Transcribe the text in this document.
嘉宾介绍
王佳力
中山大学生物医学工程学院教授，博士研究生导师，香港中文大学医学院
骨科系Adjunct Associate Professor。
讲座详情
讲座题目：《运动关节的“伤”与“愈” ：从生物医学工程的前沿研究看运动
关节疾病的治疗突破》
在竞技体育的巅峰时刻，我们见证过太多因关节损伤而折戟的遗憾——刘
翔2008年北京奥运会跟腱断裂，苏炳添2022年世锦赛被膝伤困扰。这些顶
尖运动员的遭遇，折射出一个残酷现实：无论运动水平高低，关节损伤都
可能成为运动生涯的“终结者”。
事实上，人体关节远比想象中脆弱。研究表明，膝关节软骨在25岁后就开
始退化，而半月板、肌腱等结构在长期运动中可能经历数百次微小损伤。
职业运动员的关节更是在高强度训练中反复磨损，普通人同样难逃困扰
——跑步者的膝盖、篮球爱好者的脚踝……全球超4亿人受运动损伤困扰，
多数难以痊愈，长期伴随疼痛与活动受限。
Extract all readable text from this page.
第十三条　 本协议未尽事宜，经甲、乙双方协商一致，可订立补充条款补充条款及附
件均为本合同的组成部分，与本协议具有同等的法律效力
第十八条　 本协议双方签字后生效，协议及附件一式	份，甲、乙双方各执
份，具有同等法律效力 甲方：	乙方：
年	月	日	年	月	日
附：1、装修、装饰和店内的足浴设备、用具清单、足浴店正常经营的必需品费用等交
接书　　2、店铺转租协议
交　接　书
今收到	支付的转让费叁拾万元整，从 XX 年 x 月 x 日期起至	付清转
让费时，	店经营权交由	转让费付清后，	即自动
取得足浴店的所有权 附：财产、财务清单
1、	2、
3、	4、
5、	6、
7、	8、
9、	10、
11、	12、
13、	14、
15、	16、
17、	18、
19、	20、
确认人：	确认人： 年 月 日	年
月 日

++++++++++++++++++++

Given exercise »
Starting from the line containing "Extract all readable text from this page." and ending with the final line of the data, reproduce each line exactly as it appears, including no other lines.

Answer to this problem »
Extract all readable text from this page.
第十三条　 本协议未尽事宜，经甲、乙双方协商一致，可订立补充条款补充条款及附
件均为本合同的组成部分，与本协议具有同等的法律效力
第十八条　 本协议双方签字后生效，协议及附件一式	份，甲、乙双方各执
份，具有同等法律效力 甲方：	乙方：
年	月	日	年	月	日
附：1、装修、装饰和店内的足浴设备、用具清单、足浴店正常经营的必需品费用等交
接书　　2、店铺转租协议
交　接　书
今收到	支付的转让费叁拾万元整，从 XX 年 x 月 x 日期起至	付清转
让费时，	店经营权交由	转让费付清后，	即自动
取得足浴店的所有权 附：财产、财务清单
1、	2、
3、	4、
5、	6、
7、	8、
9、	10、
11、	12、
13、	14、
15、	16、
17、	18、
19、	20、
确认人：	确认人： 年 月 日	年
月 日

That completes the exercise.